── Information shown ──

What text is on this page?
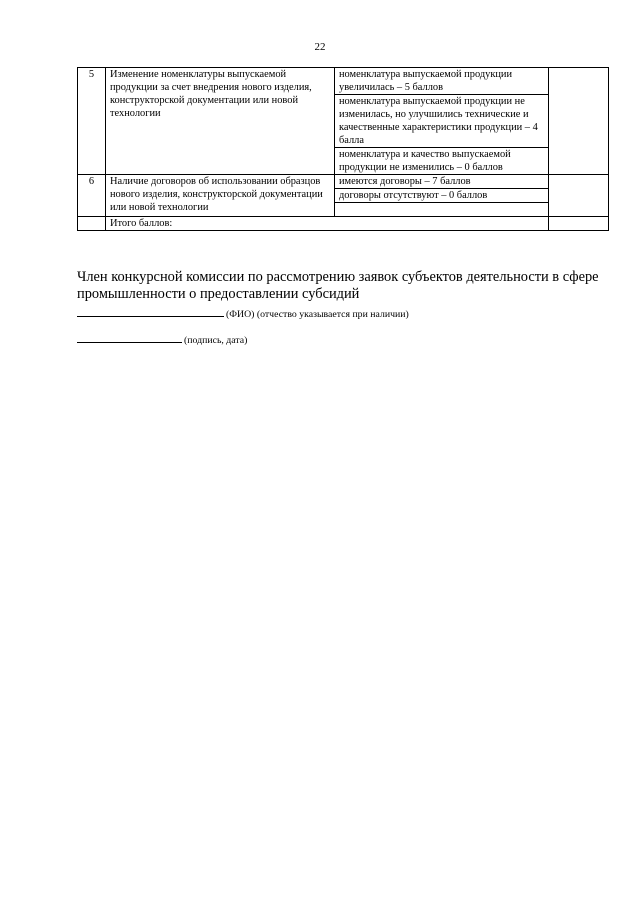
22
5	Изменение номенклатуры выпускаемой продукции за счет внедрения нового изделия, конструкторской документации или новой технологии	номенклатура выпускаемой продукции увеличилась – 5 баллов	
		номенклатура выпускаемой продукции не изменилась, но улучшились технические и качественные характеристики продукции – 4 балла	
		номенклатура и качество выпускаемой продукции не изменились – 0 баллов	
6	Наличие договоров об использовании образцов нового изделия, конструкторской документации или новой технологии	имеются договоры – 7 баллов	
		договоры отсутствуют – 0 баллов	

	Итого баллов:		
Член конкурсной комиссии по рассмотрению заявок субъектов деятельности в сфере промышленности о предоставлении субсидий
(ФИО) (отчество указывается при наличии)
(подпись, дата)
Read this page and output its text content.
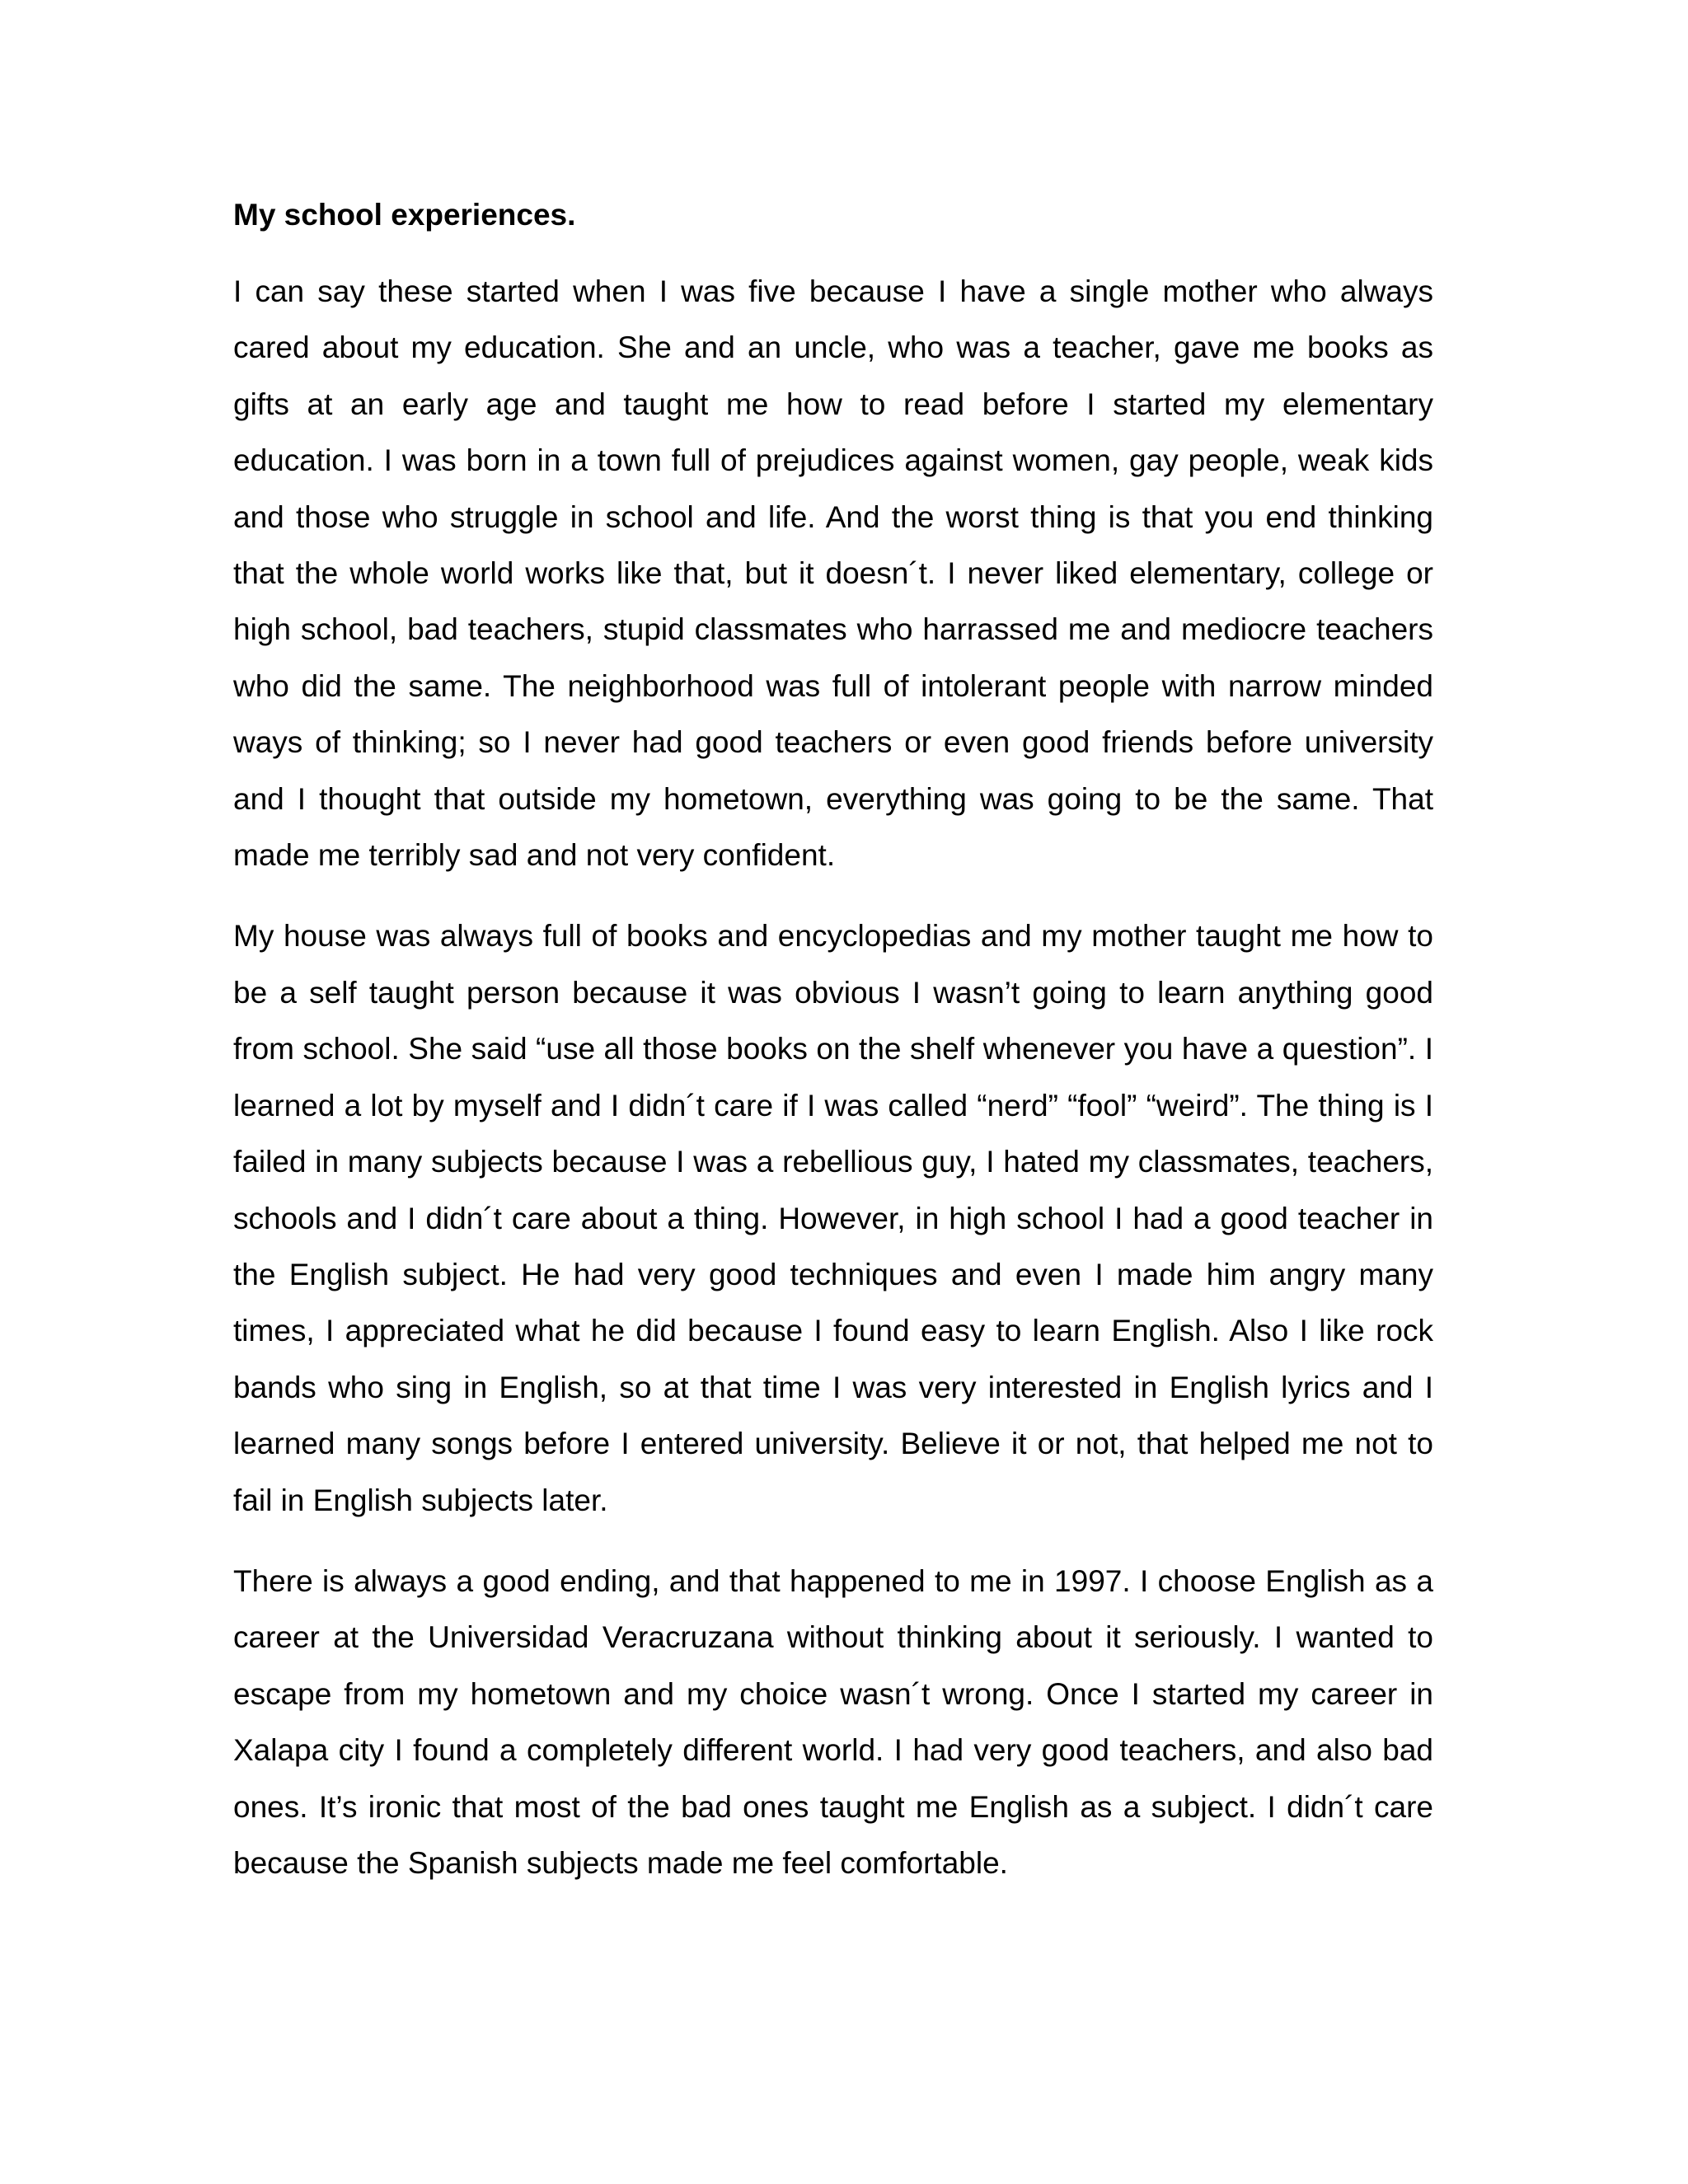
My school experiences.

I can say these started when I was five because I have a single mother who always cared about my education. She and an uncle, who was a teacher, gave me books as gifts at an early age and taught me how to read before I started my elementary education. I was born in a town full of prejudices against women, gay people, weak kids and those who struggle in school and life. And the worst thing is that you end thinking that the whole world works like that, but it doesn´t. I never liked elementary, college or high school, bad teachers, stupid classmates who harrassed me and mediocre teachers who did the same. The neighborhood was full of intolerant people with narrow minded ways of thinking; so I never had good teachers or even good friends before university and I thought that outside my hometown, everything was going to be the same. That made me terribly sad and not very confident.

My house was always full of books and encyclopedias and my mother taught me how to be a self taught person because it was obvious I wasn’t going to learn anything good from school. She said “use all those books on the shelf whenever you have a question”. I learned a lot by myself and I didn´t care if I was called “nerd” “fool” “weird”. The thing is I failed in many subjects because I was a rebellious guy, I hated my classmates, teachers, schools and I didn´t care about a thing. However, in high school I had a good teacher in the English subject. He had very good techniques and even I made him angry many times, I appreciated what he did because I found easy to learn English. Also I like rock bands who sing in English, so at that time I was very interested in English lyrics and I learned many songs before I entered university. Believe it or not, that helped me not to fail in English subjects later.

There is always a good ending, and that happened to me in 1997. I choose English as a career at the Universidad Veracruzana without thinking about it seriously. I wanted to escape from my hometown and my choice wasn´t wrong. Once I started my career in Xalapa city I found a completely different world. I had very good teachers, and also bad ones. It’s ironic that most of the bad ones taught me English as a subject. I didn´t care because the Spanish subjects made me feel comfortable.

───

*Your task*. Without including any picture, retype the entries exactly.

*Answer to the problem*.
What text is on this page?
22
5	Изменение номенклатуры выпускаемой продукции за счет внедрения нового изделия, конструкторской документации или новой технологии	номенклатура выпускаемой продукции увеличилась – 5 баллов	
		номенклатура выпускаемой продукции не изменилась, но улучшились технические и качественные характеристики продукции – 4 балла	
		номенклатура и качество выпускаемой продукции не изменились – 0 баллов	
6	Наличие договоров об использовании образцов нового изделия, конструкторской документации или новой технологии	имеются договоры – 7 баллов	
		договоры отсутствуют – 0 баллов	

	Итого баллов:		
Член конкурсной комиссии по рассмотрению заявок субъектов деятельности в сфере промышленности о предоставлении субсидий
(ФИО) (отчество указывается при наличии)
(подпись, дата)
Read this page and output its text content.
My school experiences.

I can say these started when I was five because I have a single mother who always cared about my education. She and an uncle, who was a teacher, gave me books as gifts at an early age and taught me how to read before I started my elementary education. I was born in a town full of prejudices against women, gay people, weak kids and those who struggle in school and life. And the worst thing is that you end thinking that the whole world works like that, but it doesn´t. I never liked elementary, college or high school, bad teachers, stupid classmates who harrassed me and mediocre teachers who did the same. The neighborhood was full of intolerant people with narrow minded ways of thinking; so I never had good teachers or even good friends before university and I thought that outside my hometown, everything was going to be the same. That made me terribly sad and not very confident.

My house was always full of books and encyclopedias and my mother taught me how to be a self taught person because it was obvious I wasn’t going to learn anything good from school. She said “use all those books on the shelf whenever you have a question”. I learned a lot by myself and I didn´t care if I was called “nerd” “fool” “weird”. The thing is I failed in many subjects because I was a rebellious guy, I hated my classmates, teachers, schools and I didn´t care about a thing. However, in high school I had a good teacher in the English subject. He had very good techniques and even I made him angry many times, I appreciated what he did because I found easy to learn English. Also I like rock bands who sing in English, so at that time I was very interested in English lyrics and I learned many songs before I entered university. Believe it or not, that helped me not to fail in English subjects later.

There is always a good ending, and that happened to me in 1997. I choose English as a career at the Universidad Veracruzana without thinking about it seriously. I wanted to escape from my hometown and my choice wasn´t wrong. Once I started my career in Xalapa city I found a completely different world. I had very good teachers, and also bad ones. It’s ironic that most of the bad ones taught me English as a subject. I didn´t care because the Spanish subjects made me feel comfortable.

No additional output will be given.